── Stored rows

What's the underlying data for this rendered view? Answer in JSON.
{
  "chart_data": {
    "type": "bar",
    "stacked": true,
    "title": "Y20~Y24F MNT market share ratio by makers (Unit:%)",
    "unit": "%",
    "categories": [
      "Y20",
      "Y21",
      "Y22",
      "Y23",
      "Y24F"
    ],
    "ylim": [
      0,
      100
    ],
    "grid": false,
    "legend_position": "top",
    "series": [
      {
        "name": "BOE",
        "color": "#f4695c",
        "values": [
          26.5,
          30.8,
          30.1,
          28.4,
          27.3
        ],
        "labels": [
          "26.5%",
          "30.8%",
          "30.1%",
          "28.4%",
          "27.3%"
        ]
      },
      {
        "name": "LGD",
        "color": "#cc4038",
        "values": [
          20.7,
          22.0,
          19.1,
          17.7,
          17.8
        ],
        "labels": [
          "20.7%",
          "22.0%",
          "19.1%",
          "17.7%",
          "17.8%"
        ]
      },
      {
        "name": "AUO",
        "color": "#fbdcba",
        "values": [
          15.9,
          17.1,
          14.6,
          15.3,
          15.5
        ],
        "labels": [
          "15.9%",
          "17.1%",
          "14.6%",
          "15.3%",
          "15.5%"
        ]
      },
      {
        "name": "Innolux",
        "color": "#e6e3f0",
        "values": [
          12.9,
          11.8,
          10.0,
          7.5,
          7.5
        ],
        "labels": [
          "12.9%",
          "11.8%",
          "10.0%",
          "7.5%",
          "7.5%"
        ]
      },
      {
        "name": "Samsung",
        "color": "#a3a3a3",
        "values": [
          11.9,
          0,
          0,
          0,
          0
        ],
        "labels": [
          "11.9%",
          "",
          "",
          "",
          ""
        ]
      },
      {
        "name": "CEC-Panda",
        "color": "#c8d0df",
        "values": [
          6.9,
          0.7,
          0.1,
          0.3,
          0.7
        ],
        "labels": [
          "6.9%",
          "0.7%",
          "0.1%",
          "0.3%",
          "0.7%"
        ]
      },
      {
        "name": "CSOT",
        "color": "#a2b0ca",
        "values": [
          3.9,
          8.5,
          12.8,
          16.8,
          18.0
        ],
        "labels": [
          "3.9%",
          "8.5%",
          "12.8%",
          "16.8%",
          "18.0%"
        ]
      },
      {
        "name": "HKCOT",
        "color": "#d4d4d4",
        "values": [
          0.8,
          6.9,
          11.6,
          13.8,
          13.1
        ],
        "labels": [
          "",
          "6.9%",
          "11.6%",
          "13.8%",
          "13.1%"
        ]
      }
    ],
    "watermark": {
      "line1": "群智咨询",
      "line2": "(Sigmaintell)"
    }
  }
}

────

■ Exercise requirements ■
Transcribe all of the lines in the records precisely.

■ The result ■
What's the underlying data for this rendered view? Answer in JSON.
{
  "chart_data": {
    "type": "bar",
    "stacked": true,
    "title": "Y20~Y24F MNT market share ratio by makers (Unit:%)",
    "unit": "%",
    "categories": [
      "Y20",
      "Y21",
      "Y22",
      "Y23",
      "Y24F"
    ],
    "ylim": [
      0,
      100
    ],
    "grid": false,
    "legend_position": "top",
    "series": [
      {
        "name": "BOE",
        "color": "#f4695c",
        "values": [
          26.5,
          30.8,
          30.1,
          28.4,
          27.3
        ],
        "labels": [
          "26.5%",
          "30.8%",
          "30.1%",
          "28.4%",
          "27.3%"
        ]
      },
      {
        "name": "LGD",
        "color": "#cc4038",
        "values": [
          20.7,
          22.0,
          19.1,
          17.7,
          17.8
        ],
        "labels": [
          "20.7%",
          "22.0%",
          "19.1%",
          "17.7%",
          "17.8%"
        ]
      },
      {
        "name": "AUO",
        "color": "#fbdcba",
        "values": [
          15.9,
          17.1,
          14.6,
          15.3,
          15.5
        ],
        "labels": [
          "15.9%",
          "17.1%",
          "14.6%",
          "15.3%",
          "15.5%"
        ]
      },
      {
        "name": "Innolux",
        "color": "#e6e3f0",
        "values": [
          12.9,
          11.8,
          10.0,
          7.5,
          7.5
        ],
        "labels": [
          "12.9%",
          "11.8%",
          "10.0%",
          "7.5%",
          "7.5%"
        ]
      },
      {
        "name": "Samsung",
        "color": "#a3a3a3",
        "values": [
          11.9,
          0,
          0,
          0,
          0
        ],
        "labels": [
          "11.9%",
          "",
          "",
          "",
          ""
        ]
      },
      {
        "name": "CEC-Panda",
        "color": "#c8d0df",
        "values": [
          6.9,
          0.7,
          0.1,
          0.3,
          0.7
        ],
        "labels": [
          "6.9%",
          "0.7%",
          "0.1%",
          "0.3%",
          "0.7%"
        ]
      },
      {
        "name": "CSOT",
        "color": "#a2b0ca",
        "values": [
          3.9,
          8.5,
          12.8,
          16.8,
          18.0
        ],
        "labels": [
          "3.9%",
          "8.5%",
          "12.8%",
          "16.8%",
          "18.0%"
        ]
      },
      {
        "name": "HKCOT",
        "color": "#d4d4d4",
        "values": [
          0.8,
          6.9,
          11.6,
          13.8,
          13.1
        ],
        "labels": [
          "",
          "6.9%",
          "11.6%",
          "13.8%",
          "13.1%"
        ]
      }
    ],
    "watermark": {
      "line1": "群智咨询",
      "line2": "(Sigmaintell)"
    }
  }
}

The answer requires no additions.